# Required work:
Restate the complete material exactly.

Structured figure records
::::
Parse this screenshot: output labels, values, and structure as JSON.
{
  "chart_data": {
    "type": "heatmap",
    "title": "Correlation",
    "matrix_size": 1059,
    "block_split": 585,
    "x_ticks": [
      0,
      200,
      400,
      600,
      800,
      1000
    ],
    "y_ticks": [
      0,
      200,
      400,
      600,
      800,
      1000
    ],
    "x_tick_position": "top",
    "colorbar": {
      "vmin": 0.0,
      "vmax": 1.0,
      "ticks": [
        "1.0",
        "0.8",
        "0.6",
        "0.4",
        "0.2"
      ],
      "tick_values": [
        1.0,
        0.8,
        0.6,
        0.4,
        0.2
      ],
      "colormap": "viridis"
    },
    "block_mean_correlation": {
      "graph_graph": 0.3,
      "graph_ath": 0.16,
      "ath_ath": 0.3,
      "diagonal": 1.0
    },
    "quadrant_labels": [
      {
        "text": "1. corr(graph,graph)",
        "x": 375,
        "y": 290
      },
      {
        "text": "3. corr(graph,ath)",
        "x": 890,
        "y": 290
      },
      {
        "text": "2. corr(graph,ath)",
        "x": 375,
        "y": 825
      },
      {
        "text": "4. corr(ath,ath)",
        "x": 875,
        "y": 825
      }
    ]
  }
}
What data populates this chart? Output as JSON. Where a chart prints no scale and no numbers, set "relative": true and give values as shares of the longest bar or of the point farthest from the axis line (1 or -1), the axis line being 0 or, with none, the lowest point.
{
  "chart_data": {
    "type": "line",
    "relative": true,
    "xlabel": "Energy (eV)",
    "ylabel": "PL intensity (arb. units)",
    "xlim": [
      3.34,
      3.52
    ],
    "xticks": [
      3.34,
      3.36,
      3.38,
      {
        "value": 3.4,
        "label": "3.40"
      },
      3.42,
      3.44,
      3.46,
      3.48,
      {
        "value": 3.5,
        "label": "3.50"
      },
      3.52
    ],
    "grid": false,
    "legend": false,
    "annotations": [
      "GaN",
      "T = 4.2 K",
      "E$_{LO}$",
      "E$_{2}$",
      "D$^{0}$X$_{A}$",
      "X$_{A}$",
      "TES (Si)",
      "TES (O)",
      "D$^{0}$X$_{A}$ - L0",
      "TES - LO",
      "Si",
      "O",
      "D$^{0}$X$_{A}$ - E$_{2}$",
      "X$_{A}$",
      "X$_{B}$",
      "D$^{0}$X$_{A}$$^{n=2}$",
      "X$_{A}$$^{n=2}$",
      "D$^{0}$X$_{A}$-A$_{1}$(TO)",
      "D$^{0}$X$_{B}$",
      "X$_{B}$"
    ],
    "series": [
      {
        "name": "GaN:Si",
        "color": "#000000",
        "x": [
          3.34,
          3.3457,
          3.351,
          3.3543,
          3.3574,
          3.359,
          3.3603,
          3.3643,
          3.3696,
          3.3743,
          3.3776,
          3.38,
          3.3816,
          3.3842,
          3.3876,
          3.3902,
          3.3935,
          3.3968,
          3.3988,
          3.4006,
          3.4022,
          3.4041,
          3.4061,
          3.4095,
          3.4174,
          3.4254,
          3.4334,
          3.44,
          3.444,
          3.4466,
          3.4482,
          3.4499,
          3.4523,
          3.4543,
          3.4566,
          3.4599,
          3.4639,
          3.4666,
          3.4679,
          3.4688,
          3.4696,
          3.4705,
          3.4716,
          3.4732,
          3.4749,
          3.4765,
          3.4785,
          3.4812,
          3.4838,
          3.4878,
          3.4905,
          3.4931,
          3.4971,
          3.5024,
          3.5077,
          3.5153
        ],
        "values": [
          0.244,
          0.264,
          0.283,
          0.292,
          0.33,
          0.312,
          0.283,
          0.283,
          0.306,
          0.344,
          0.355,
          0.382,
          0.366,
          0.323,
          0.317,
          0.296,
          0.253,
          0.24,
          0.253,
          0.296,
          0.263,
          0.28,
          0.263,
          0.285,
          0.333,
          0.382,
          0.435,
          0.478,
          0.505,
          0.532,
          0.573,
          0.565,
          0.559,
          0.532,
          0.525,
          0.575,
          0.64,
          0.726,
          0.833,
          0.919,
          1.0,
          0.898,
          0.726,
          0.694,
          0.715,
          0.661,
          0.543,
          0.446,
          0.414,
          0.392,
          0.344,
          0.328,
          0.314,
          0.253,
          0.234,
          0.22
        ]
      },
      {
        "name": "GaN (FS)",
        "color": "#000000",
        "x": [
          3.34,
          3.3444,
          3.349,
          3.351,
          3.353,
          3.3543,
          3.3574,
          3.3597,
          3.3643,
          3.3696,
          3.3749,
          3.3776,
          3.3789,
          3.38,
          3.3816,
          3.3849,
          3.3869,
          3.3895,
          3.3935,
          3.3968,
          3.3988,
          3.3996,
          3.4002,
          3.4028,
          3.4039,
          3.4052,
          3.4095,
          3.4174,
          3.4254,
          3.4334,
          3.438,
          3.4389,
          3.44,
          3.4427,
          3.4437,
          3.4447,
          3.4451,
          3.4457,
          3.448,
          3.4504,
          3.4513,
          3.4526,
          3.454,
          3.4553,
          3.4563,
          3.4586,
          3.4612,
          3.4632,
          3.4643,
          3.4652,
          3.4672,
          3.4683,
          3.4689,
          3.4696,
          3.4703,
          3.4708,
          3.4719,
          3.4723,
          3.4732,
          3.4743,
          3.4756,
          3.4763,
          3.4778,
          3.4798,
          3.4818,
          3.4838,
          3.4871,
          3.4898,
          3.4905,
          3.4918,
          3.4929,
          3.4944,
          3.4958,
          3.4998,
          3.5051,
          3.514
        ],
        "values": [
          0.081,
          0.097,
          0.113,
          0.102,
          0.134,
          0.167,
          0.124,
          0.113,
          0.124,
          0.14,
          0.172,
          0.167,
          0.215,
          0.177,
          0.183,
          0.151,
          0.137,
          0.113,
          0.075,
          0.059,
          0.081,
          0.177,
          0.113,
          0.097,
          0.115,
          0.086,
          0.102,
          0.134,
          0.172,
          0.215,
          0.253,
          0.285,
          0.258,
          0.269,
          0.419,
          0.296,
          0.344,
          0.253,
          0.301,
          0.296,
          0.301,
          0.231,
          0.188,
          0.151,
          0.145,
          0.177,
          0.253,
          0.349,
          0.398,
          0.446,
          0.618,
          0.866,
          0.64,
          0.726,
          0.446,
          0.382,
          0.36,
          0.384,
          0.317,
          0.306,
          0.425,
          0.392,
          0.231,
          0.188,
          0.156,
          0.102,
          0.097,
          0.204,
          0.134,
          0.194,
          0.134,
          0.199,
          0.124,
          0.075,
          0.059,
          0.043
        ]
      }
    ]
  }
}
::::
# Reply:
Parse this screenshot: output labels, values, and structure as JSON.
{
  "chart_data": {
    "type": "heatmap",
    "title": "Correlation",
    "matrix_size": 1059,
    "block_split": 585,
    "x_ticks": [
      0,
      200,
      400,
      600,
      800,
      1000
    ],
    "y_ticks": [
      0,
      200,
      400,
      600,
      800,
      1000
    ],
    "x_tick_position": "top",
    "colorbar": {
      "vmin": 0.0,
      "vmax": 1.0,
      "ticks": [
        "1.0",
        "0.8",
        "0.6",
        "0.4",
        "0.2"
      ],
      "tick_values": [
        1.0,
        0.8,
        0.6,
        0.4,
        0.2
      ],
      "colormap": "viridis"
    },
    "block_mean_correlation": {
      "graph_graph": 0.3,
      "graph_ath": 0.16,
      "ath_ath": 0.3,
      "diagonal": 1.0
    },
    "quadrant_labels": [
      {
        "text": "1. corr(graph,graph)",
        "x": 375,
        "y": 290
      },
      {
        "text": "3. corr(graph,ath)",
        "x": 890,
        "y": 290
      },
      {
        "text": "2. corr(graph,ath)",
        "x": 375,
        "y": 825
      },
      {
        "text": "4. corr(ath,ath)",
        "x": 875,
        "y": 825
      }
    ]
  }
}
What data populates this chart? Output as JSON. Where a chart prints no scale and no numbers, set "relative": true and give values as shares of the longest bar or of the point farthest from the axis line (1 or -1), the axis line being 0 or, with none, the lowest point.
{
  "chart_data": {
    "type": "line",
    "relative": true,
    "xlabel": "Energy (eV)",
    "ylabel": "PL intensity (arb. units)",
    "xlim": [
      3.34,
      3.52
    ],
    "xticks": [
      3.34,
      3.36,
      3.38,
      {
        "value": 3.4,
        "label": "3.40"
      },
      3.42,
      3.44,
      3.46,
      3.48,
      {
        "value": 3.5,
        "label": "3.50"
      },
      3.52
    ],
    "grid": false,
    "legend": false,
    "annotations": [
      "GaN",
      "T = 4.2 K",
      "E$_{LO}$",
      "E$_{2}$",
      "D$^{0}$X$_{A}$",
      "X$_{A}$",
      "TES (Si)",
      "TES (O)",
      "D$^{0}$X$_{A}$ - L0",
      "TES - LO",
      "Si",
      "O",
      "D$^{0}$X$_{A}$ - E$_{2}$",
      "X$_{A}$",
      "X$_{B}$",
      "D$^{0}$X$_{A}$$^{n=2}$",
      "X$_{A}$$^{n=2}$",
      "D$^{0}$X$_{A}$-A$_{1}$(TO)",
      "D$^{0}$X$_{B}$",
      "X$_{B}$"
    ],
    "series": [
      {
        "name": "GaN:Si",
        "color": "#000000",
        "x": [
          3.34,
          3.3457,
          3.351,
          3.3543,
          3.3574,
          3.359,
          3.3603,
          3.3643,
          3.3696,
          3.3743,
          3.3776,
          3.38,
          3.3816,
          3.3842,
          3.3876,
          3.3902,
          3.3935,
          3.3968,
          3.3988,
          3.4006,
          3.4022,
          3.4041,
          3.4061,
          3.4095,
          3.4174,
          3.4254,
          3.4334,
          3.44,
          3.444,
          3.4466,
          3.4482,
          3.4499,
          3.4523,
          3.4543,
          3.4566,
          3.4599,
          3.4639,
          3.4666,
          3.4679,
          3.4688,
          3.4696,
          3.4705,
          3.4716,
          3.4732,
          3.4749,
          3.4765,
          3.4785,
          3.4812,
          3.4838,
          3.4878,
          3.4905,
          3.4931,
          3.4971,
          3.5024,
          3.5077,
          3.5153
        ],
        "values": [
          0.244,
          0.264,
          0.283,
          0.292,
          0.33,
          0.312,
          0.283,
          0.283,
          0.306,
          0.344,
          0.355,
          0.382,
          0.366,
          0.323,
          0.317,
          0.296,
          0.253,
          0.24,
          0.253,
          0.296,
          0.263,
          0.28,
          0.263,
          0.285,
          0.333,
          0.382,
          0.435,
          0.478,
          0.505,
          0.532,
          0.573,
          0.565,
          0.559,
          0.532,
          0.525,
          0.575,
          0.64,
          0.726,
          0.833,
          0.919,
          1.0,
          0.898,
          0.726,
          0.694,
          0.715,
          0.661,
          0.543,
          0.446,
          0.414,
          0.392,
          0.344,
          0.328,
          0.314,
          0.253,
          0.234,
          0.22
        ]
      },
      {
        "name": "GaN (FS)",
        "color": "#000000",
        "x": [
          3.34,
          3.3444,
          3.349,
          3.351,
          3.353,
          3.3543,
          3.3574,
          3.3597,
          3.3643,
          3.3696,
          3.3749,
          3.3776,
          3.3789,
          3.38,
          3.3816,
          3.3849,
          3.3869,
          3.3895,
          3.3935,
          3.3968,
          3.3988,
          3.3996,
          3.4002,
          3.4028,
          3.4039,
          3.4052,
          3.4095,
          3.4174,
          3.4254,
          3.4334,
          3.438,
          3.4389,
          3.44,
          3.4427,
          3.4437,
          3.4447,
          3.4451,
          3.4457,
          3.448,
          3.4504,
          3.4513,
          3.4526,
          3.454,
          3.4553,
          3.4563,
          3.4586,
          3.4612,
          3.4632,
          3.4643,
          3.4652,
          3.4672,
          3.4683,
          3.4689,
          3.4696,
          3.4703,
          3.4708,
          3.4719,
          3.4723,
          3.4732,
          3.4743,
          3.4756,
          3.4763,
          3.4778,
          3.4798,
          3.4818,
          3.4838,
          3.4871,
          3.4898,
          3.4905,
          3.4918,
          3.4929,
          3.4944,
          3.4958,
          3.4998,
          3.5051,
          3.514
        ],
        "values": [
          0.081,
          0.097,
          0.113,
          0.102,
          0.134,
          0.167,
          0.124,
          0.113,
          0.124,
          0.14,
          0.172,
          0.167,
          0.215,
          0.177,
          0.183,
          0.151,
          0.137,
          0.113,
          0.075,
          0.059,
          0.081,
          0.177,
          0.113,
          0.097,
          0.115,
          0.086,
          0.102,
          0.134,
          0.172,
          0.215,
          0.253,
          0.285,
          0.258,
          0.269,
          0.419,
          0.296,
          0.344,
          0.253,
          0.301,
          0.296,
          0.301,
          0.231,
          0.188,
          0.151,
          0.145,
          0.177,
          0.253,
          0.349,
          0.398,
          0.446,
          0.618,
          0.866,
          0.64,
          0.726,
          0.446,
          0.382,
          0.36,
          0.384,
          0.317,
          0.306,
          0.425,
          0.392,
          0.231,
          0.188,
          0.156,
          0.102,
          0.097,
          0.204,
          0.134,
          0.194,
          0.134,
          0.199,
          0.124,
          0.075,
          0.059,
          0.043
        ]
      }
    ]
  }
}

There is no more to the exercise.